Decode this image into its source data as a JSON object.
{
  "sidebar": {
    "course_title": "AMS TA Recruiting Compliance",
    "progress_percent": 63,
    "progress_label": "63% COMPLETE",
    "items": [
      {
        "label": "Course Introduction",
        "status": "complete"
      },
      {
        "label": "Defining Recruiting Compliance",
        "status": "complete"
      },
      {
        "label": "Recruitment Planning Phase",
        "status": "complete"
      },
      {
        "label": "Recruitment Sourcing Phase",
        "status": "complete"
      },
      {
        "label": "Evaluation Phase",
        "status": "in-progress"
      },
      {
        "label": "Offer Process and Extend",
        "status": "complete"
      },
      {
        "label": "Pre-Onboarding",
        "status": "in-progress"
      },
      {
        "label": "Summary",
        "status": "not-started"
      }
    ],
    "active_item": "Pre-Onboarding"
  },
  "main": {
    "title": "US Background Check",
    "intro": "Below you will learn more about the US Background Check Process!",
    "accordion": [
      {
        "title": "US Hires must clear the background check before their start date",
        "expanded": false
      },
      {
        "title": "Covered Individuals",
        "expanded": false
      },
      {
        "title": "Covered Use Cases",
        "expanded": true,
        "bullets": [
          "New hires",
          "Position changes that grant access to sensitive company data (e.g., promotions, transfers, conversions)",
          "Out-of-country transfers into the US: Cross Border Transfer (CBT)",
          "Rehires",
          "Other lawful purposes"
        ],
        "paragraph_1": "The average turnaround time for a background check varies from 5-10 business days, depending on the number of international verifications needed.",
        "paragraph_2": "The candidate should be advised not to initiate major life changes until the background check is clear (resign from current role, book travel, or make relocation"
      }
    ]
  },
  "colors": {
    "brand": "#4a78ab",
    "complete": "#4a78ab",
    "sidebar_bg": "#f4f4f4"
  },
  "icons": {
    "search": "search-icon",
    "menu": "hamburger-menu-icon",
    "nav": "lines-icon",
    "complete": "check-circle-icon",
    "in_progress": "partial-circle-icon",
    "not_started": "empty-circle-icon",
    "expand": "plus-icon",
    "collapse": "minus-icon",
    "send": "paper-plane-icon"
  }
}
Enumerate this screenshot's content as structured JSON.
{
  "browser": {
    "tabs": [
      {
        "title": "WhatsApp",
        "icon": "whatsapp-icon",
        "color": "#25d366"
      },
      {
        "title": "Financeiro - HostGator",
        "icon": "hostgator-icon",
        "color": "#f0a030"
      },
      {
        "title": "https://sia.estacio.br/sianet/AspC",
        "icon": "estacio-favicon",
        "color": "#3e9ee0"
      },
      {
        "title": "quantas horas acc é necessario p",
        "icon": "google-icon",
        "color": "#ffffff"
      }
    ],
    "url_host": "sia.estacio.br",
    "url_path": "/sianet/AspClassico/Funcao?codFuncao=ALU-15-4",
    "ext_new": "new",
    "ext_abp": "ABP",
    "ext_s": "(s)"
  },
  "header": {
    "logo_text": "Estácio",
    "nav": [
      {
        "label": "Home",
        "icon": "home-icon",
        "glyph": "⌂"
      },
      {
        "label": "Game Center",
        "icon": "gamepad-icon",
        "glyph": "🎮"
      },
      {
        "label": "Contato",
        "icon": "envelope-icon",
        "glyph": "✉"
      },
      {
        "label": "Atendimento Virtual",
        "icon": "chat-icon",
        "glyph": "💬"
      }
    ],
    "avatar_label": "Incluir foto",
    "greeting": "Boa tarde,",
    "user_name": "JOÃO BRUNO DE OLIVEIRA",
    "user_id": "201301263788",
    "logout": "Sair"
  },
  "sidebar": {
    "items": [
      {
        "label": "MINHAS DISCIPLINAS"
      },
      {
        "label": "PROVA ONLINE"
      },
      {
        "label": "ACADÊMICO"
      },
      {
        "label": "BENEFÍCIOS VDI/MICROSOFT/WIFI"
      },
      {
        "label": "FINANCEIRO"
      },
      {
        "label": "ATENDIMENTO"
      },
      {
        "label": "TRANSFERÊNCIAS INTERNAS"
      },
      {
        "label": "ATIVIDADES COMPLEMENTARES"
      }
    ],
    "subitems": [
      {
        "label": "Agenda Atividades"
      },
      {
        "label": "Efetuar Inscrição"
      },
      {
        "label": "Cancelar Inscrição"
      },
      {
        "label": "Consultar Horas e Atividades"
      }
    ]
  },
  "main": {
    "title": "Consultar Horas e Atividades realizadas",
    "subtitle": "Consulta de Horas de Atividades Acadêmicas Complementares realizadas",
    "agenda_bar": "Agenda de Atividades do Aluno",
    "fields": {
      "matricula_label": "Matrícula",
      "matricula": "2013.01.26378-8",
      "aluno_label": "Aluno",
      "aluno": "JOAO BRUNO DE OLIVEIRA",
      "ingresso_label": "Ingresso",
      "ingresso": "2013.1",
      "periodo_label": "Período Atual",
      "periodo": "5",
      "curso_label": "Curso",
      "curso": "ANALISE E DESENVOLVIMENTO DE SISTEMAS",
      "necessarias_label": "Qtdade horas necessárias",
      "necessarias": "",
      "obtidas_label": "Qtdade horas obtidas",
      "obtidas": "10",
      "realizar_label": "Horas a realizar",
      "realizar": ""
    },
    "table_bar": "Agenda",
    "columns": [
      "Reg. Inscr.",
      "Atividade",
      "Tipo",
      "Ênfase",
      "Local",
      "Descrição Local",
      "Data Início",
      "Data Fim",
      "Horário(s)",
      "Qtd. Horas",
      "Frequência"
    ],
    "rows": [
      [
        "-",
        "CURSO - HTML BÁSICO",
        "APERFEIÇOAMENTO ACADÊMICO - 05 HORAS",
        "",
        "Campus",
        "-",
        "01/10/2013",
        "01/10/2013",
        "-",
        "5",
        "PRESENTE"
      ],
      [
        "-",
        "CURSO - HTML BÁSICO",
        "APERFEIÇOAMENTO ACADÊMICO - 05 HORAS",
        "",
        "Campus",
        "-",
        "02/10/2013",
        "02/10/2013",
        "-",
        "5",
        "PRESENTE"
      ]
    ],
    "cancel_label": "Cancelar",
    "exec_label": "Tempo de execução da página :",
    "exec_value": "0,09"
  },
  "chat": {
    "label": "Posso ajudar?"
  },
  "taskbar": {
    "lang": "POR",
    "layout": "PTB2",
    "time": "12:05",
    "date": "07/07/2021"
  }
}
=-=-=-=-=
● **Objective**: Each line of the material should be echoed exactly.

● **Correct result**:
Decode this image into its source data as a JSON object.
{
  "sidebar": {
    "course_title": "AMS TA Recruiting Compliance",
    "progress_percent": 63,
    "progress_label": "63% COMPLETE",
    "items": [
      {
        "label": "Course Introduction",
        "status": "complete"
      },
      {
        "label": "Defining Recruiting Compliance",
        "status": "complete"
      },
      {
        "label": "Recruitment Planning Phase",
        "status": "complete"
      },
      {
        "label": "Recruitment Sourcing Phase",
        "status": "complete"
      },
      {
        "label": "Evaluation Phase",
        "status": "in-progress"
      },
      {
        "label": "Offer Process and Extend",
        "status": "complete"
      },
      {
        "label": "Pre-Onboarding",
        "status": "in-progress"
      },
      {
        "label": "Summary",
        "status": "not-started"
      }
    ],
    "active_item": "Pre-Onboarding"
  },
  "main": {
    "title": "US Background Check",
    "intro": "Below you will learn more about the US Background Check Process!",
    "accordion": [
      {
        "title": "US Hires must clear the background check before their start date",
        "expanded": false
      },
      {
        "title": "Covered Individuals",
        "expanded": false
      },
      {
        "title": "Covered Use Cases",
        "expanded": true,
        "bullets": [
          "New hires",
          "Position changes that grant access to sensitive company data (e.g., promotions, transfers, conversions)",
          "Out-of-country transfers into the US: Cross Border Transfer (CBT)",
          "Rehires",
          "Other lawful purposes"
        ],
        "paragraph_1": "The average turnaround time for a background check varies from 5-10 business days, depending on the number of international verifications needed.",
        "paragraph_2": "The candidate should be advised not to initiate major life changes until the background check is clear (resign from current role, book travel, or make relocation"
      }
    ]
  },
  "colors": {
    "brand": "#4a78ab",
    "complete": "#4a78ab",
    "sidebar_bg": "#f4f4f4"
  },
  "icons": {
    "search": "search-icon",
    "menu": "hamburger-menu-icon",
    "nav": "lines-icon",
    "complete": "check-circle-icon",
    "in_progress": "partial-circle-icon",
    "not_started": "empty-circle-icon",
    "expand": "plus-icon",
    "collapse": "minus-icon",
    "send": "paper-plane-icon"
  }
}
Enumerate this screenshot's content as structured JSON.
{
  "browser": {
    "tabs": [
      {
        "title": "WhatsApp",
        "icon": "whatsapp-icon",
        "color": "#25d366"
      },
      {
        "title": "Financeiro - HostGator",
        "icon": "hostgator-icon",
        "color": "#f0a030"
      },
      {
        "title": "https://sia.estacio.br/sianet/AspC",
        "icon": "estacio-favicon",
        "color": "#3e9ee0"
      },
      {
        "title": "quantas horas acc é necessario p",
        "icon": "google-icon",
        "color": "#ffffff"
      }
    ],
    "url_host": "sia.estacio.br",
    "url_path": "/sianet/AspClassico/Funcao?codFuncao=ALU-15-4",
    "ext_new": "new",
    "ext_abp": "ABP",
    "ext_s": "(s)"
  },
  "header": {
    "logo_text": "Estácio",
    "nav": [
      {
        "label": "Home",
        "icon": "home-icon",
        "glyph": "⌂"
      },
      {
        "label": "Game Center",
        "icon": "gamepad-icon",
        "glyph": "🎮"
      },
      {
        "label": "Contato",
        "icon": "envelope-icon",
        "glyph": "✉"
      },
      {
        "label": "Atendimento Virtual",
        "icon": "chat-icon",
        "glyph": "💬"
      }
    ],
    "avatar_label": "Incluir foto",
    "greeting": "Boa tarde,",
    "user_name": "JOÃO BRUNO DE OLIVEIRA",
    "user_id": "201301263788",
    "logout": "Sair"
  },
  "sidebar": {
    "items": [
      {
        "label": "MINHAS DISCIPLINAS"
      },
      {
        "label": "PROVA ONLINE"
      },
      {
        "label": "ACADÊMICO"
      },
      {
        "label": "BENEFÍCIOS VDI/MICROSOFT/WIFI"
      },
      {
        "label": "FINANCEIRO"
      },
      {
        "label": "ATENDIMENTO"
      },
      {
        "label": "TRANSFERÊNCIAS INTERNAS"
      },
      {
        "label": "ATIVIDADES COMPLEMENTARES"
      }
    ],
    "subitems": [
      {
        "label": "Agenda Atividades"
      },
      {
        "label": "Efetuar Inscrição"
      },
      {
        "label": "Cancelar Inscrição"
      },
      {
        "label": "Consultar Horas e Atividades"
      }
    ]
  },
  "main": {
    "title": "Consultar Horas e Atividades realizadas",
    "subtitle": "Consulta de Horas de Atividades Acadêmicas Complementares realizadas",
    "agenda_bar": "Agenda de Atividades do Aluno",
    "fields": {
      "matricula_label": "Matrícula",
      "matricula": "2013.01.26378-8",
      "aluno_label": "Aluno",
      "aluno": "JOAO BRUNO DE OLIVEIRA",
      "ingresso_label": "Ingresso",
      "ingresso": "2013.1",
      "periodo_label": "Período Atual",
      "periodo": "5",
      "curso_label": "Curso",
      "curso": "ANALISE E DESENVOLVIMENTO DE SISTEMAS",
      "necessarias_label": "Qtdade horas necessárias",
      "necessarias": "",
      "obtidas_label": "Qtdade horas obtidas",
      "obtidas": "10",
      "realizar_label": "Horas a realizar",
      "realizar": ""
    },
    "table_bar": "Agenda",
    "columns": [
      "Reg. Inscr.",
      "Atividade",
      "Tipo",
      "Ênfase",
      "Local",
      "Descrição Local",
      "Data Início",
      "Data Fim",
      "Horário(s)",
      "Qtd. Horas",
      "Frequência"
    ],
    "rows": [
      [
        "-",
        "CURSO - HTML BÁSICO",
        "APERFEIÇOAMENTO ACADÊMICO - 05 HORAS",
        "",
        "Campus",
        "-",
        "01/10/2013",
        "01/10/2013",
        "-",
        "5",
        "PRESENTE"
      ],
      [
        "-",
        "CURSO - HTML BÁSICO",
        "APERFEIÇOAMENTO ACADÊMICO - 05 HORAS",
        "",
        "Campus",
        "-",
        "02/10/2013",
        "02/10/2013",
        "-",
        "5",
        "PRESENTE"
      ]
    ],
    "cancel_label": "Cancelar",
    "exec_label": "Tempo de execução da página :",
    "exec_value": "0,09"
  },
  "chat": {
    "label": "Posso ajudar?"
  },
  "taskbar": {
    "lang": "POR",
    "layout": "PTB2",
    "time": "12:05",
    "date": "07/07/2021"
  }
}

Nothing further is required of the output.